-- Begin Material provided --
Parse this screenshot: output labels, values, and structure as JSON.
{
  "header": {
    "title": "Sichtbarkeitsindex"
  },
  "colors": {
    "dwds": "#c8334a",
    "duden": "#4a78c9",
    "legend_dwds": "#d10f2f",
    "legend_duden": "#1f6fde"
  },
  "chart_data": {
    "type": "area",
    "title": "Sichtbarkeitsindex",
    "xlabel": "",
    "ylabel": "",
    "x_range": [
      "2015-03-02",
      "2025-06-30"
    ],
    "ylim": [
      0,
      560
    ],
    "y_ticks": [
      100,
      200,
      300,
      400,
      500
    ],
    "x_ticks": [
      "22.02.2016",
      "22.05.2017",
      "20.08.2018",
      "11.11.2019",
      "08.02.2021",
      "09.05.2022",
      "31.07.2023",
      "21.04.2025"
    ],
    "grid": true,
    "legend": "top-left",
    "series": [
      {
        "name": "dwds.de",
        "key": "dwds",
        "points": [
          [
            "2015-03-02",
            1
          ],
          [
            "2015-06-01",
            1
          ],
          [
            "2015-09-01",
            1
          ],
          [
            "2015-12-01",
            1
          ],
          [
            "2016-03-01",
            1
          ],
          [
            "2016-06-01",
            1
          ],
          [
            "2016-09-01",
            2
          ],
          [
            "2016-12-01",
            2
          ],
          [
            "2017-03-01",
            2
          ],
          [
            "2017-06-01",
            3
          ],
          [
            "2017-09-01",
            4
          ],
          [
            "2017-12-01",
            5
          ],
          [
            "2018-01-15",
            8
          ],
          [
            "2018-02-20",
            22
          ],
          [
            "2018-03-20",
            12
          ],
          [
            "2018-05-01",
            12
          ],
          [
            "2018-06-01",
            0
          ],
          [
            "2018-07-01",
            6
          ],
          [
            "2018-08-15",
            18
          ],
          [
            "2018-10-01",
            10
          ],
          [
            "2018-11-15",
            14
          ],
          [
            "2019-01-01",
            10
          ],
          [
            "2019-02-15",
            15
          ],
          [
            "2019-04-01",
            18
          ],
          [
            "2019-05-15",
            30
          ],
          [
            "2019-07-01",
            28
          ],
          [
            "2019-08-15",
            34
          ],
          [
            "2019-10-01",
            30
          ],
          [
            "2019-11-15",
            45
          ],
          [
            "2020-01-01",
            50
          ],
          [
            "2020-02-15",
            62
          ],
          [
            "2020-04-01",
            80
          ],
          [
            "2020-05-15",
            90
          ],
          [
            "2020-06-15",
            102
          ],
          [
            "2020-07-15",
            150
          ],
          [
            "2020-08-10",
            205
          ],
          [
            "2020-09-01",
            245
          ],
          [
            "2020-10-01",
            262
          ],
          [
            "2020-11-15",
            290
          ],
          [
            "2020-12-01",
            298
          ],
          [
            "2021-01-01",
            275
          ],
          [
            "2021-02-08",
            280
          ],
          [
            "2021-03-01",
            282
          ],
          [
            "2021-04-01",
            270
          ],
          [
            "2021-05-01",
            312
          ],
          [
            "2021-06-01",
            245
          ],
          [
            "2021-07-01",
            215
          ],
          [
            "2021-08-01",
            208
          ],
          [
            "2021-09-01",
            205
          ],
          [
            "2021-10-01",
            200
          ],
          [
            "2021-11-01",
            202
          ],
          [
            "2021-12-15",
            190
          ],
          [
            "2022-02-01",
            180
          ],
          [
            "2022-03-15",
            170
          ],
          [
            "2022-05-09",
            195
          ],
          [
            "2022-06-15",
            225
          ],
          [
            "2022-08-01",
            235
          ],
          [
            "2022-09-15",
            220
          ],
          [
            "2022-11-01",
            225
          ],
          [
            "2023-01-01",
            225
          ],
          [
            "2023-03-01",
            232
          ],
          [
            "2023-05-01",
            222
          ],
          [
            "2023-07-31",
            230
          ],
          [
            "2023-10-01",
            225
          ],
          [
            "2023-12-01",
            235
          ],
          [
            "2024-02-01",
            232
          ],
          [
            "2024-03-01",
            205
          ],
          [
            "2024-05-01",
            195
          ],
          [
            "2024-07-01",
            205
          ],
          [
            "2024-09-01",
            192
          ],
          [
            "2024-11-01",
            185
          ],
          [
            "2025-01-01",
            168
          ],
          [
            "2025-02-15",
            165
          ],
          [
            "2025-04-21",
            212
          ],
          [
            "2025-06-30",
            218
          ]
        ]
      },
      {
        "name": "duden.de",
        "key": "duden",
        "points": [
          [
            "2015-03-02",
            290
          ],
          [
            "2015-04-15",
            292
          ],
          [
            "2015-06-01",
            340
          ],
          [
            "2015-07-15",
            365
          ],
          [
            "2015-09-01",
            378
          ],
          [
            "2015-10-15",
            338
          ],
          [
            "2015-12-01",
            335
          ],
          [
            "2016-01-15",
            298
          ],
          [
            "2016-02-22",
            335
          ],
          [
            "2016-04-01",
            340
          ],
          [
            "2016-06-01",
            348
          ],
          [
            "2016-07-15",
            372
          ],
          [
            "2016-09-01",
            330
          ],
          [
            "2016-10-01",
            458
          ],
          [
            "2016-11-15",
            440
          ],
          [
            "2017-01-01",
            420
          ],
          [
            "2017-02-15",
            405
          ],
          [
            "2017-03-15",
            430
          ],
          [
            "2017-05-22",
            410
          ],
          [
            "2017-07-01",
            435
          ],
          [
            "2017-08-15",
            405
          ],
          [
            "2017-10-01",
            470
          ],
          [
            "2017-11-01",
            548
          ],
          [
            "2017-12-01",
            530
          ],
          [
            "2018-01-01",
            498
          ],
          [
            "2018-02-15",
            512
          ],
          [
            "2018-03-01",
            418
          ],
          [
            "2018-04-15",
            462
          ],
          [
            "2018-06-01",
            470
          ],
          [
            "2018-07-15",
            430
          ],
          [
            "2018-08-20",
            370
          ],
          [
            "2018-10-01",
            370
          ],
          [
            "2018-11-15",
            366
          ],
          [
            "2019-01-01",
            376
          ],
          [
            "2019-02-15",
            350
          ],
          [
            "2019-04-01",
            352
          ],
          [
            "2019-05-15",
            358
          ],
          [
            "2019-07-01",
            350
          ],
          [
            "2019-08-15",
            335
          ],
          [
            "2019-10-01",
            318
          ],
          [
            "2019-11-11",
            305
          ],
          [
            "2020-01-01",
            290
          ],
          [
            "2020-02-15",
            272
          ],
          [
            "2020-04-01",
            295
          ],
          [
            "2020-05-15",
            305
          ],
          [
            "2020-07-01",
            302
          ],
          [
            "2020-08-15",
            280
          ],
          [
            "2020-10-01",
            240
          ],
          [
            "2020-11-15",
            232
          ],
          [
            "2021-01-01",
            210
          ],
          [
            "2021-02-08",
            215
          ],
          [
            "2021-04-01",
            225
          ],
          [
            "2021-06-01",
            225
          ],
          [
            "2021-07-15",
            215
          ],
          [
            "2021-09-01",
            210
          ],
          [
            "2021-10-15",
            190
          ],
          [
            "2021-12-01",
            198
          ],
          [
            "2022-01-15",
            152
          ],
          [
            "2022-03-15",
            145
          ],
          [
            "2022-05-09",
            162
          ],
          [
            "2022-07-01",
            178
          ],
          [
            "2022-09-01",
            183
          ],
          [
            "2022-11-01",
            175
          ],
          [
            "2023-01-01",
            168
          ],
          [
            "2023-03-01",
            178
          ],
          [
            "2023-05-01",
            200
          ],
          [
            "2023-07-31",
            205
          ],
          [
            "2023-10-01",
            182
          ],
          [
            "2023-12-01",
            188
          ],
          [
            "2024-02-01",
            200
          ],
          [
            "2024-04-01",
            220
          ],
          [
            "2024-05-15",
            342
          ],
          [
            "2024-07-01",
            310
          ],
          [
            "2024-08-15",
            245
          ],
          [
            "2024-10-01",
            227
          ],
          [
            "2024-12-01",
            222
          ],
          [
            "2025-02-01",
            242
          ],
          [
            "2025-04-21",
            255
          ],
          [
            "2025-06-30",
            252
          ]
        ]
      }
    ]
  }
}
-- End Material provided --
### Challenge
Show every line in the entries where the string "Sichtbarkeitsindex" occurs.

### Result
    "title": "Sichtbarkeitsindex"
    "title": "Sichtbarkeitsindex",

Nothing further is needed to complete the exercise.